Your task:
Return the listing below verbatim. Pictures do not belong in the copy.

★ ★ ★

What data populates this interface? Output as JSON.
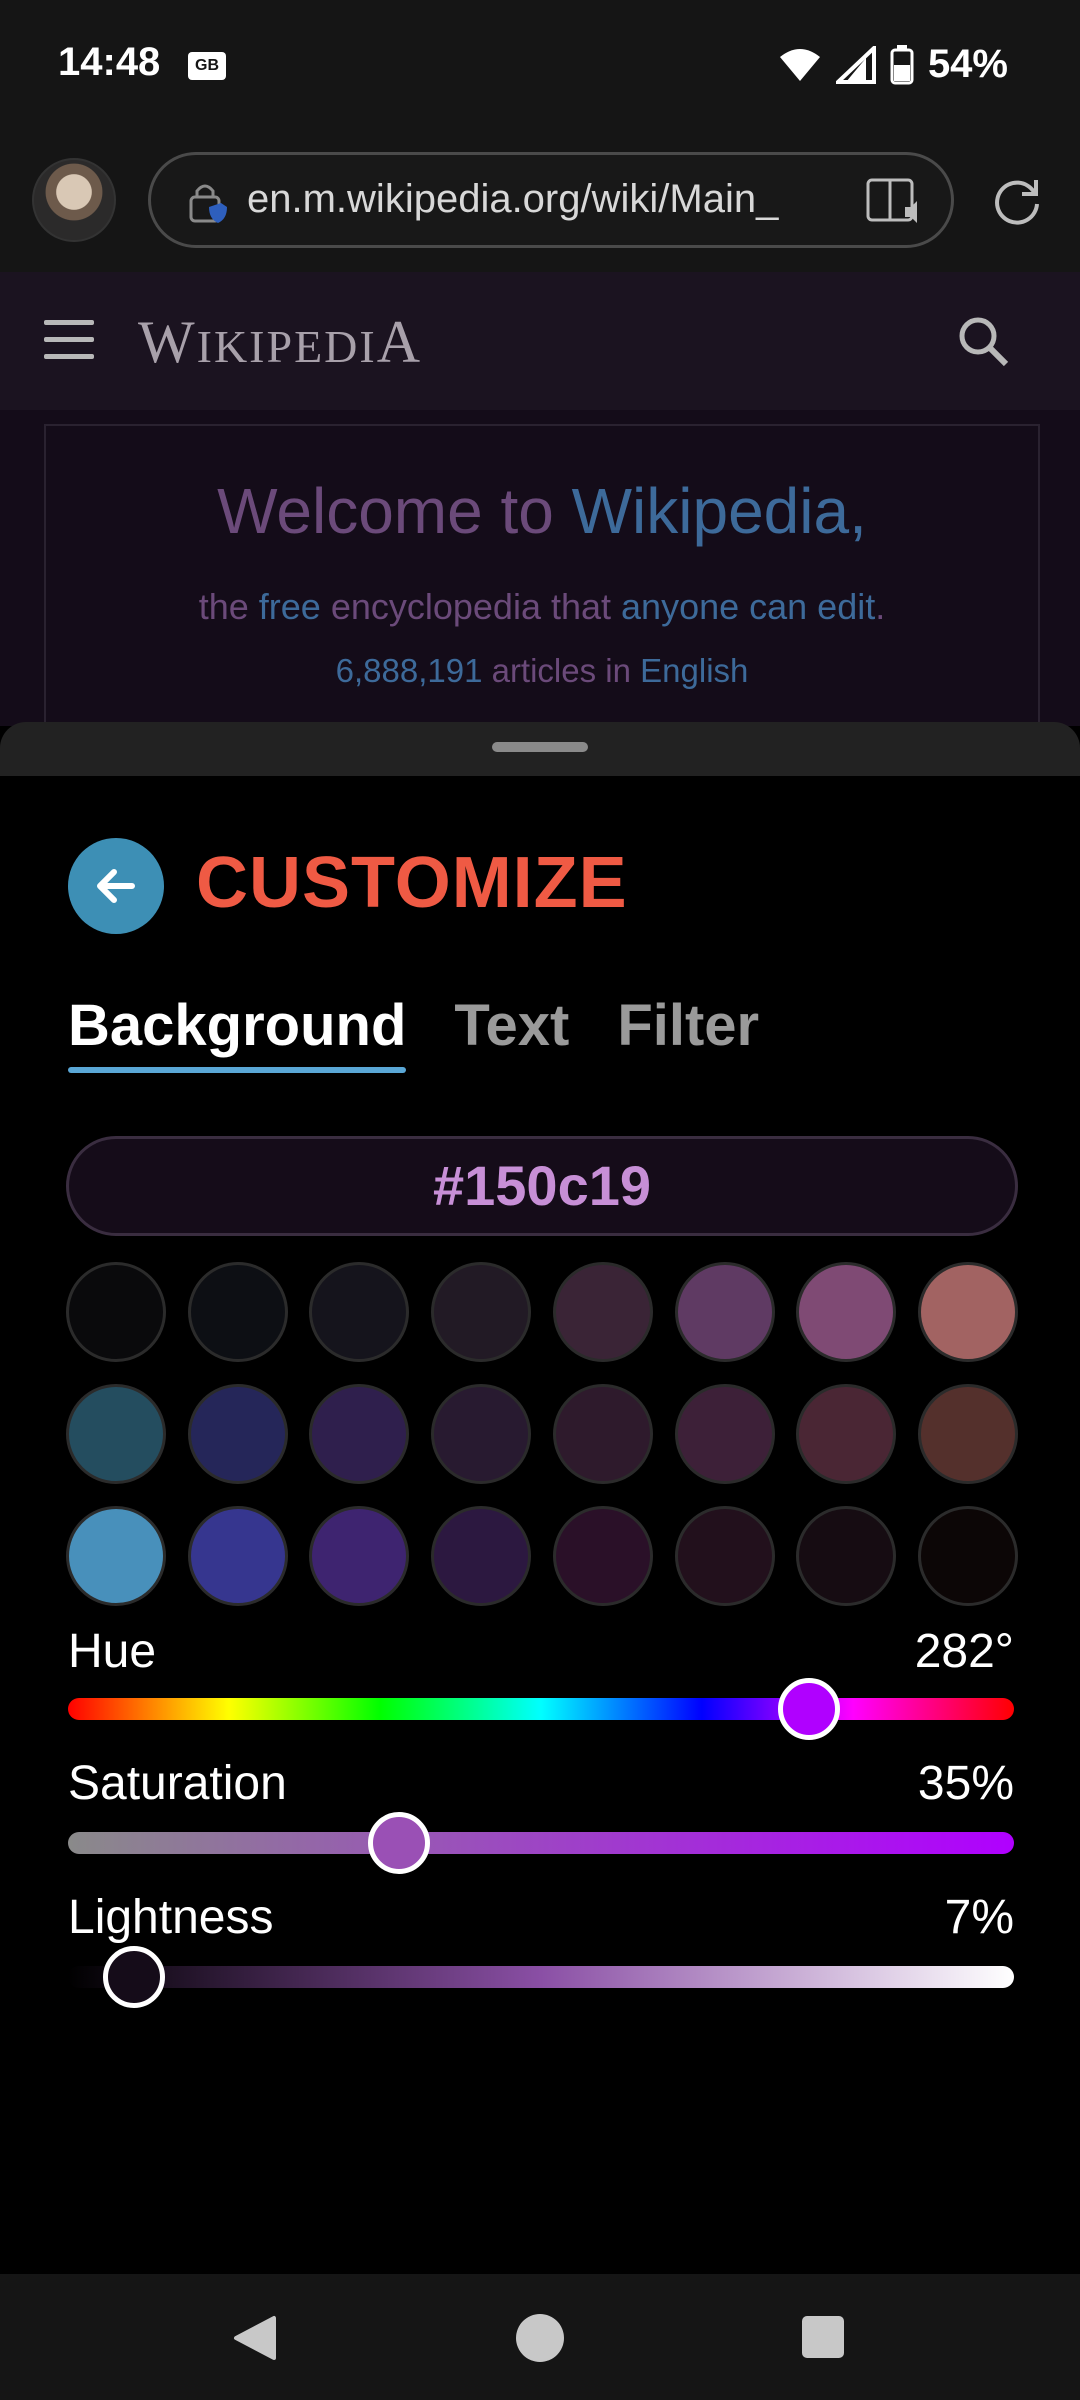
{
  "status_bar": {
    "time": "14:48",
    "gb_badge": "GB",
    "battery": "54%"
  },
  "browser": {
    "url": "en.m.wikipedia.org/wiki/Main_"
  },
  "wiki": {
    "logo_w": "W",
    "logo_rest": "IKIPEDI",
    "logo_a": "A",
    "welcome_prefix": "Welcome to ",
    "welcome_link": "Wikipedia",
    "welcome_suffix": ",",
    "subtitle_prefix": "the ",
    "subtitle_link": "free",
    "subtitle_middle": " encyclopedia that ",
    "subtitle_link2": "anyone can edit",
    "subtitle_suffix": ".",
    "article_count": "6,888,191",
    "article_suffix_1": " articles in ",
    "article_language": "English"
  },
  "sheet": {
    "title": "CUSTOMIZE",
    "tabs": [
      {
        "label": "Background",
        "active": true
      },
      {
        "label": "Text",
        "active": false
      },
      {
        "label": "Filter",
        "active": false
      }
    ],
    "hex_value": "#150c19",
    "swatches": [
      [
        "#0a0a0c",
        "#0d0f14",
        "#15141c",
        "#221a25",
        "#3a2436",
        "#5f3a63",
        "#7f4a74",
        "#a26362"
      ],
      [
        "#244d5f",
        "#252659",
        "#2f1f4d",
        "#281a30",
        "#2e1a2c",
        "#3d2038",
        "#4a2634",
        "#54302c"
      ],
      [
        "#4890bb",
        "#36368f",
        "#3e2470",
        "#2c1840",
        "#2a1028",
        "#22101c",
        "#160c12",
        "#0c0606"
      ]
    ],
    "sliders": {
      "hue": {
        "label": "Hue",
        "value_text": "282°",
        "value": 282,
        "max": 360,
        "thumb_color": "#b000ff"
      },
      "saturation": {
        "label": "Saturation",
        "value_text": "35%",
        "value": 35,
        "max": 100,
        "thumb_color": "#9a50b5"
      },
      "lightness": {
        "label": "Lightness",
        "value_text": "7%",
        "value": 7,
        "max": 100,
        "thumb_color": "#150c19"
      }
    }
  },
  "colors": {
    "accent_title": "#ef5a44",
    "tab_underline": "#5aa7d6",
    "back_button": "#3d8fb5"
  }
}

★ ★ ★

Output of the task:
What data populates this interface? Output as JSON.
{
  "status_bar": {
    "time": "14:48",
    "gb_badge": "GB",
    "battery": "54%"
  },
  "browser": {
    "url": "en.m.wikipedia.org/wiki/Main_"
  },
  "wiki": {
    "logo_w": "W",
    "logo_rest": "IKIPEDI",
    "logo_a": "A",
    "welcome_prefix": "Welcome to ",
    "welcome_link": "Wikipedia",
    "welcome_suffix": ",",
    "subtitle_prefix": "the ",
    "subtitle_link": "free",
    "subtitle_middle": " encyclopedia that ",
    "subtitle_link2": "anyone can edit",
    "subtitle_suffix": ".",
    "article_count": "6,888,191",
    "article_suffix_1": " articles in ",
    "article_language": "English"
  },
  "sheet": {
    "title": "CUSTOMIZE",
    "tabs": [
      {
        "label": "Background",
        "active": true
      },
      {
        "label": "Text",
        "active": false
      },
      {
        "label": "Filter",
        "active": false
      }
    ],
    "hex_value": "#150c19",
    "swatches": [
      [
        "#0a0a0c",
        "#0d0f14",
        "#15141c",
        "#221a25",
        "#3a2436",
        "#5f3a63",
        "#7f4a74",
        "#a26362"
      ],
      [
        "#244d5f",
        "#252659",
        "#2f1f4d",
        "#281a30",
        "#2e1a2c",
        "#3d2038",
        "#4a2634",
        "#54302c"
      ],
      [
        "#4890bb",
        "#36368f",
        "#3e2470",
        "#2c1840",
        "#2a1028",
        "#22101c",
        "#160c12",
        "#0c0606"
      ]
    ],
    "sliders": {
      "hue": {
        "label": "Hue",
        "value_text": "282°",
        "value": 282,
        "max": 360,
        "thumb_color": "#b000ff"
      },
      "saturation": {
        "label": "Saturation",
        "value_text": "35%",
        "value": 35,
        "max": 100,
        "thumb_color": "#9a50b5"
      },
      "lightness": {
        "label": "Lightness",
        "value_text": "7%",
        "value": 7,
        "max": 100,
        "thumb_color": "#150c19"
      }
    }
  },
  "colors": {
    "accent_title": "#ef5a44",
    "tab_underline": "#5aa7d6",
    "back_button": "#3d8fb5"
  }
}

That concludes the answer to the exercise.